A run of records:
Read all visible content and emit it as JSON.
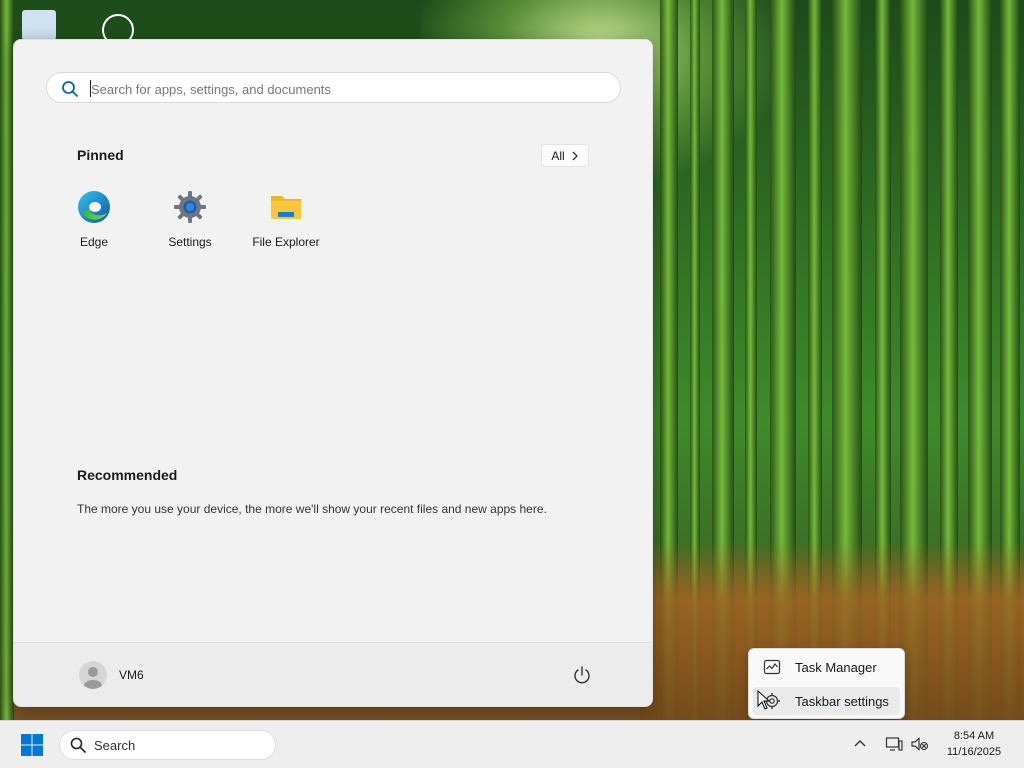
{
  "start_menu": {
    "search": {
      "placeholder": "Search for apps, settings, and documents"
    },
    "pinned": {
      "title": "Pinned",
      "all_label": "All",
      "apps": [
        {
          "label": "Edge",
          "icon": "edge-icon"
        },
        {
          "label": "Settings",
          "icon": "gear-icon"
        },
        {
          "label": "File Explorer",
          "icon": "folder-icon"
        }
      ]
    },
    "recommended": {
      "title": "Recommended",
      "text": "The more you use your device, the more we'll show your recent files and new apps here."
    },
    "user": {
      "name": "VM6"
    }
  },
  "context_menu": {
    "items": [
      {
        "label": "Task Manager",
        "icon": "task-manager-icon"
      },
      {
        "label": "Taskbar settings",
        "icon": "gear-icon"
      }
    ]
  },
  "taskbar": {
    "search_label": "Search",
    "clock": {
      "time": "8:54 AM",
      "date": "11/16/2025"
    }
  },
  "colors": {
    "accent": "#0067c0",
    "windows_logo": "#0078d4",
    "folder": "#f8c63a"
  }
}
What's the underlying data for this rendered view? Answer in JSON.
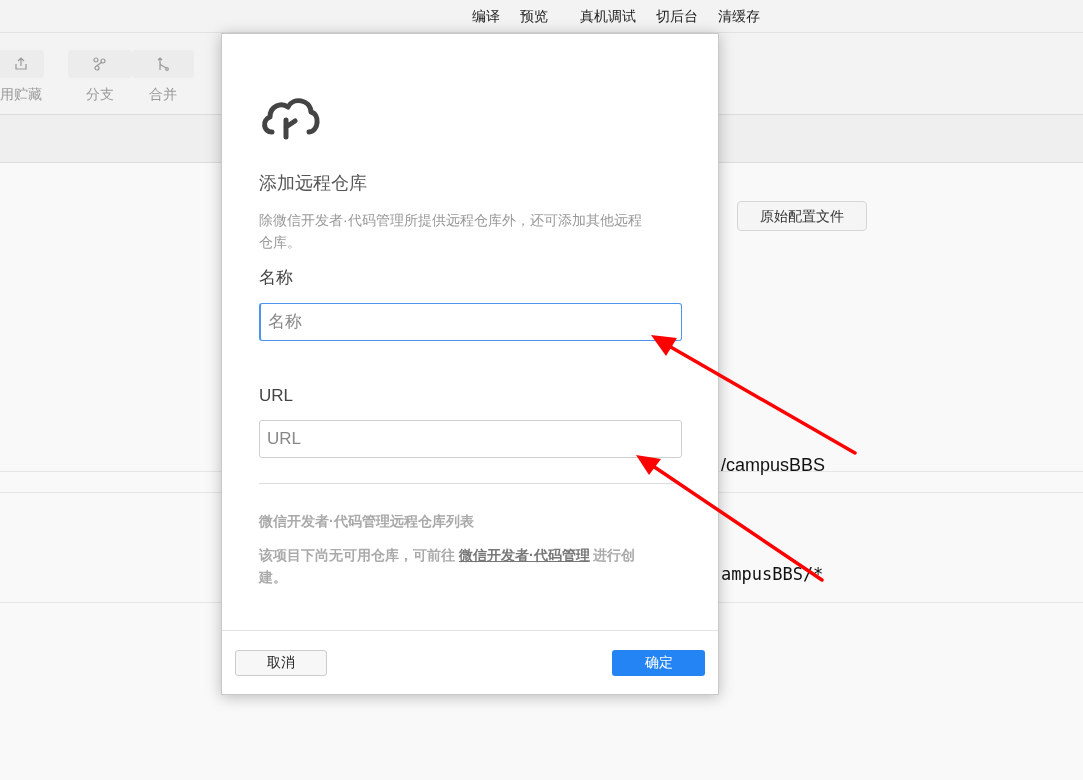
{
  "top_bar": {
    "items": [
      "编译",
      "预览",
      "真机调试",
      "切后台",
      "清缓存"
    ]
  },
  "toolbar": {
    "buttons": [
      {
        "label": "用贮藏",
        "kind": "upload"
      },
      {
        "label": "分支",
        "kind": "branch"
      },
      {
        "label": "合并",
        "kind": "merge"
      }
    ]
  },
  "config_buttons": [
    "原始配置文件"
  ],
  "remote_rows": [
    {
      "value": "/campusBBS",
      "kind": "url"
    },
    {
      "value": "ampusBBS/*",
      "kind": "fetch"
    }
  ],
  "dialog": {
    "title": "添加远程仓库",
    "description": "除微信开发者·代码管理所提供远程仓库外，还可添加其他远程仓库。",
    "fields": [
      {
        "label": "名称",
        "placeholder": "名称",
        "focused": true
      },
      {
        "label": "URL",
        "placeholder": "URL",
        "focused": false
      }
    ],
    "list_title": "微信开发者·代码管理远程仓库列表",
    "empty_message": {
      "before": "该项目下尚无可用仓库，可前往 ",
      "link": "微信开发者·代码管理",
      "after": " 进行创建。"
    },
    "buttons": {
      "cancel": "取消",
      "confirm": "确定"
    }
  }
}
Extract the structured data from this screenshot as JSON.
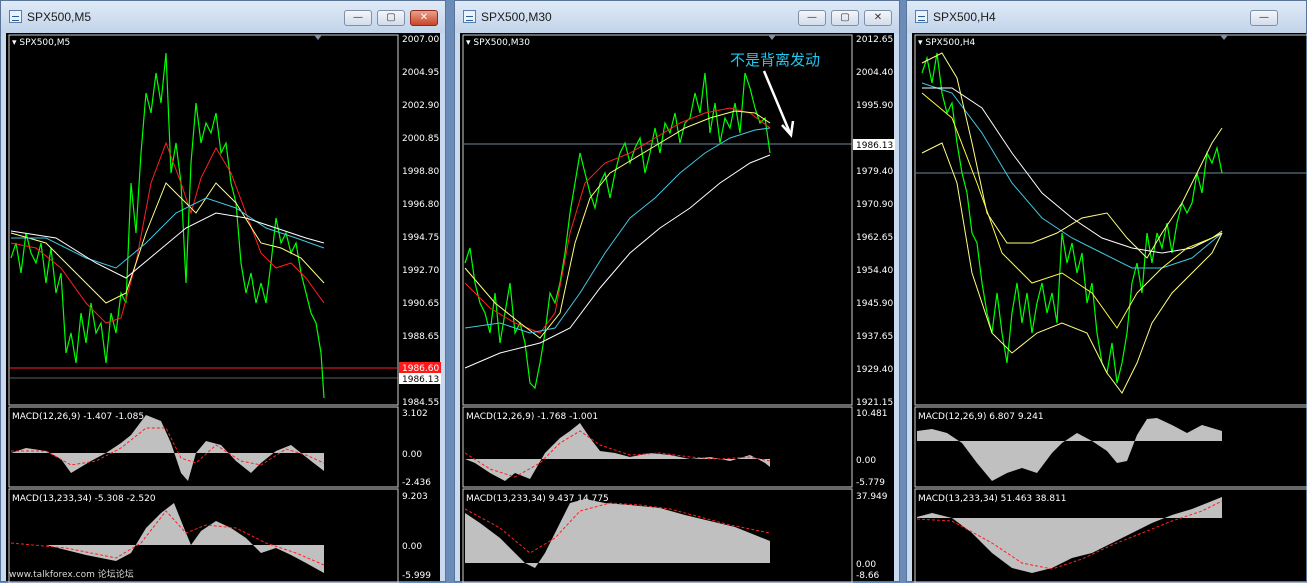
{
  "windows": [
    {
      "title": "SPX500,M5",
      "chart_label": "SPX500,M5",
      "price_ticks": [
        "2007.00",
        "2004.95",
        "2002.90",
        "2000.85",
        "1998.80",
        "1996.80",
        "1994.75",
        "1992.70",
        "1990.65",
        "1988.65",
        "1986.60",
        "1984.55"
      ],
      "current_price": "1986.13",
      "bid_price": "1986.60",
      "macd1": {
        "label": "MACD(12,26,9) -1.407 -1.085",
        "ticks": [
          "3.102",
          "0.00",
          "-2.436"
        ]
      },
      "macd2": {
        "label": "MACD(13,233,34) -5.308 -2.520",
        "ticks": [
          "9.203",
          "0.00",
          "-5.999"
        ]
      },
      "close_active": true
    },
    {
      "title": "SPX500,M30",
      "chart_label": "SPX500,M30",
      "price_ticks": [
        "2012.65",
        "2004.40",
        "1995.90",
        "1987.65",
        "1979.40",
        "1970.90",
        "1962.65",
        "1954.40",
        "1945.90",
        "1937.65",
        "1929.40",
        "1921.15"
      ],
      "current_price": "1986.13",
      "annotation": "不是背离发动",
      "macd1": {
        "label": "MACD(12,26,9) -1.768 -1.001",
        "ticks": [
          "10.481",
          "0.00",
          "-5.779"
        ]
      },
      "macd2": {
        "label": "MACD(13,233,34) 9.437 14.775",
        "ticks": [
          "37.949",
          "0.00",
          "-8.66"
        ]
      },
      "close_active": false
    },
    {
      "title": "SPX500,H4",
      "chart_label": "SPX500,H4",
      "macd1": {
        "label": "MACD(12,26,9) 6.807 9.241"
      },
      "macd2": {
        "label": "MACD(13,233,34) 51.463 38.811"
      },
      "close_active": false
    }
  ],
  "buttons": {
    "minimize": "—",
    "maximize": "▢",
    "close": "✕"
  },
  "watermark": "www.talkforex.com 论坛论坛",
  "colors": {
    "price": "#00ff00",
    "ma_red": "#ff2020",
    "ma_yellow": "#ffff80",
    "ma_cyan": "#40c8e0",
    "ma_white": "#ffffff",
    "macd_hist": "#c0c0c0",
    "macd_signal": "#ff2020",
    "annotation": "#20c8f0"
  }
}
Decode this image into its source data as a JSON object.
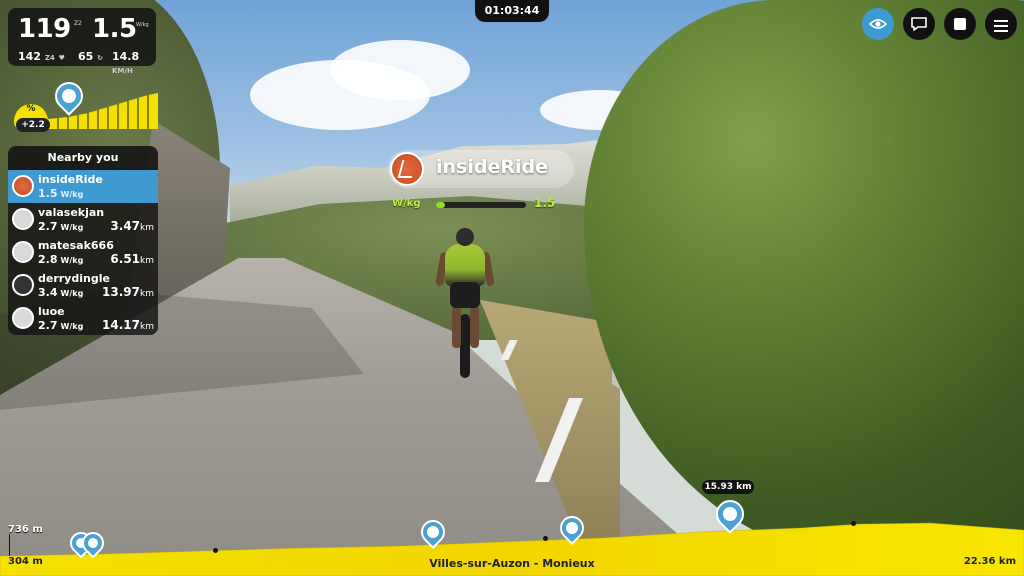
{
  "timer": "01:03:44",
  "stats": {
    "power": "119",
    "zone": "Z2",
    "wkg": "1.5",
    "wkg_unit": "W/kg",
    "heart_rate": "142",
    "hr_zone": "Z4",
    "cadence": "65",
    "speed": "14.8",
    "speed_unit": "KM/H"
  },
  "grade": {
    "label": "%",
    "value": "+2.2"
  },
  "nearby": {
    "title": "Nearby you",
    "riders": [
      {
        "name": "insideRide",
        "wkg": "1.5",
        "unit": "W/kg",
        "distance": "",
        "active": true
      },
      {
        "name": "valasekjan",
        "wkg": "2.7",
        "unit": "W/kg",
        "distance": "3.47",
        "dunit": "km"
      },
      {
        "name": "matesak666",
        "wkg": "2.8",
        "unit": "W/kg",
        "distance": "6.51",
        "dunit": "km"
      },
      {
        "name": "derrydingle",
        "wkg": "3.4",
        "unit": "W/kg",
        "distance": "13.97",
        "dunit": "km"
      },
      {
        "name": "luoe",
        "wkg": "2.7",
        "unit": "W/kg",
        "distance": "14.17",
        "dunit": "km"
      }
    ]
  },
  "rider_label": {
    "name": "insideRide",
    "wkg_label": "W/kg",
    "wkg_value": "1.5",
    "wkg_fill": 0.1
  },
  "profile": {
    "elev_max": "736 m",
    "elev_min": "304 m",
    "route": "Villes-sur-Auzon - Monieux",
    "distance": "22.36 km",
    "gap": "15.93 km"
  },
  "icons": [
    "eye-icon",
    "chat-icon",
    "stop-icon",
    "menu-icon",
    "rider-pin-icon"
  ],
  "colors": {
    "accent": "#3d9bd2",
    "profile": "#f4e100",
    "wkg": "#8fdc2a"
  }
}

EXERCISE GOAL — Copy the records above exactly. The pictures are not part of the copy.

EXERCISE RESULT —
Read all visible content and emit it as JSON.
{
  "start_menu": {
    "search": {
      "placeholder": "Search for apps, settings, and documents"
    },
    "pinned": {
      "title": "Pinned",
      "all_label": "All",
      "apps": [
        {
          "label": "Edge",
          "icon": "edge-icon"
        },
        {
          "label": "Settings",
          "icon": "gear-icon"
        },
        {
          "label": "File Explorer",
          "icon": "folder-icon"
        }
      ]
    },
    "recommended": {
      "title": "Recommended",
      "text": "The more you use your device, the more we'll show your recent files and new apps here."
    },
    "user": {
      "name": "VM6"
    }
  },
  "context_menu": {
    "items": [
      {
        "label": "Task Manager",
        "icon": "task-manager-icon"
      },
      {
        "label": "Taskbar settings",
        "icon": "gear-icon"
      }
    ]
  },
  "taskbar": {
    "search_label": "Search",
    "clock": {
      "time": "8:54 AM",
      "date": "11/16/2025"
    }
  },
  "colors": {
    "accent": "#0067c0",
    "windows_logo": "#0078d4",
    "folder": "#f8c63a"
  }
}
What's the underlying data for this rendered view? Answer in JSON.
{
  "top_bar": {
    "items": [
      "编译",
      "预览",
      "真机调试",
      "切后台",
      "清缓存"
    ]
  },
  "toolbar": {
    "buttons": [
      {
        "label": "用贮藏",
        "kind": "upload"
      },
      {
        "label": "分支",
        "kind": "branch"
      },
      {
        "label": "合并",
        "kind": "merge"
      }
    ]
  },
  "config_buttons": [
    "原始配置文件"
  ],
  "remote_rows": [
    {
      "value": "/campusBBS",
      "kind": "url"
    },
    {
      "value": "ampusBBS/*",
      "kind": "fetch"
    }
  ],
  "dialog": {
    "title": "添加远程仓库",
    "description": "除微信开发者·代码管理所提供远程仓库外，还可添加其他远程仓库。",
    "fields": [
      {
        "label": "名称",
        "placeholder": "名称",
        "focused": true
      },
      {
        "label": "URL",
        "placeholder": "URL",
        "focused": false
      }
    ],
    "list_title": "微信开发者·代码管理远程仓库列表",
    "empty_message": {
      "before": "该项目下尚无可用仓库，可前往 ",
      "link": "微信开发者·代码管理",
      "after": " 进行创建。"
    },
    "buttons": {
      "cancel": "取消",
      "confirm": "确定"
    }
  }
}
Extract the structured data from this screenshot as JSON.
{
  "windows": [
    {
      "title": "SPX500,M5",
      "chart_label": "SPX500,M5",
      "price_ticks": [
        "2007.00",
        "2004.95",
        "2002.90",
        "2000.85",
        "1998.80",
        "1996.80",
        "1994.75",
        "1992.70",
        "1990.65",
        "1988.65",
        "1986.60",
        "1984.55"
      ],
      "current_price": "1986.13",
      "bid_price": "1986.60",
      "macd1": {
        "label": "MACD(12,26,9) -1.407 -1.085",
        "ticks": [
          "3.102",
          "0.00",
          "-2.436"
        ]
      },
      "macd2": {
        "label": "MACD(13,233,34) -5.308 -2.520",
        "ticks": [
          "9.203",
          "0.00",
          "-5.999"
        ]
      },
      "close_active": true
    },
    {
      "title": "SPX500,M30",
      "chart_label": "SPX500,M30",
      "price_ticks": [
        "2012.65",
        "2004.40",
        "1995.90",
        "1987.65",
        "1979.40",
        "1970.90",
        "1962.65",
        "1954.40",
        "1945.90",
        "1937.65",
        "1929.40",
        "1921.15"
      ],
      "current_price": "1986.13",
      "annotation": "不是背离发动",
      "macd1": {
        "label": "MACD(12,26,9) -1.768 -1.001",
        "ticks": [
          "10.481",
          "0.00",
          "-5.779"
        ]
      },
      "macd2": {
        "label": "MACD(13,233,34) 9.437 14.775",
        "ticks": [
          "37.949",
          "0.00",
          "-8.66"
        ]
      },
      "close_active": false
    },
    {
      "title": "SPX500,H4",
      "chart_label": "SPX500,H4",
      "macd1": {
        "label": "MACD(12,26,9) 6.807 9.241"
      },
      "macd2": {
        "label": "MACD(13,233,34) 51.463 38.811"
      },
      "close_active": false
    }
  ],
  "buttons": {
    "minimize": "—",
    "maximize": "▢",
    "close": "✕"
  },
  "watermark": "www.talkforex.com 论坛论坛",
  "colors": {
    "price": "#00ff00",
    "ma_red": "#ff2020",
    "ma_yellow": "#ffff80",
    "ma_cyan": "#40c8e0",
    "ma_white": "#ffffff",
    "macd_hist": "#c0c0c0",
    "macd_signal": "#ff2020",
    "annotation": "#20c8f0"
  }
}
Decode this image into its source data as a JSON object.
{
  "timer": "01:03:44",
  "stats": {
    "power": "119",
    "zone": "Z2",
    "wkg": "1.5",
    "wkg_unit": "W/kg",
    "heart_rate": "142",
    "hr_zone": "Z4",
    "cadence": "65",
    "speed": "14.8",
    "speed_unit": "KM/H"
  },
  "grade": {
    "label": "%",
    "value": "+2.2"
  },
  "nearby": {
    "title": "Nearby you",
    "riders": [
      {
        "name": "insideRide",
        "wkg": "1.5",
        "unit": "W/kg",
        "distance": "",
        "active": true
      },
      {
        "name": "valasekjan",
        "wkg": "2.7",
        "unit": "W/kg",
        "distance": "3.47",
        "dunit": "km"
      },
      {
        "name": "matesak666",
        "wkg": "2.8",
        "unit": "W/kg",
        "distance": "6.51",
        "dunit": "km"
      },
      {
        "name": "derrydingle",
        "wkg": "3.4",
        "unit": "W/kg",
        "distance": "13.97",
        "dunit": "km"
      },
      {
        "name": "luoe",
        "wkg": "2.7",
        "unit": "W/kg",
        "distance": "14.17",
        "dunit": "km"
      }
    ]
  },
  "rider_label": {
    "name": "insideRide",
    "wkg_label": "W/kg",
    "wkg_value": "1.5",
    "wkg_fill": 0.1
  },
  "profile": {
    "elev_max": "736 m",
    "elev_min": "304 m",
    "route": "Villes-sur-Auzon - Monieux",
    "distance": "22.36 km",
    "gap": "15.93 km"
  },
  "icons": [
    "eye-icon",
    "chat-icon",
    "stop-icon",
    "menu-icon",
    "rider-pin-icon"
  ],
  "colors": {
    "accent": "#3d9bd2",
    "profile": "#f4e100",
    "wkg": "#8fdc2a"
  }
}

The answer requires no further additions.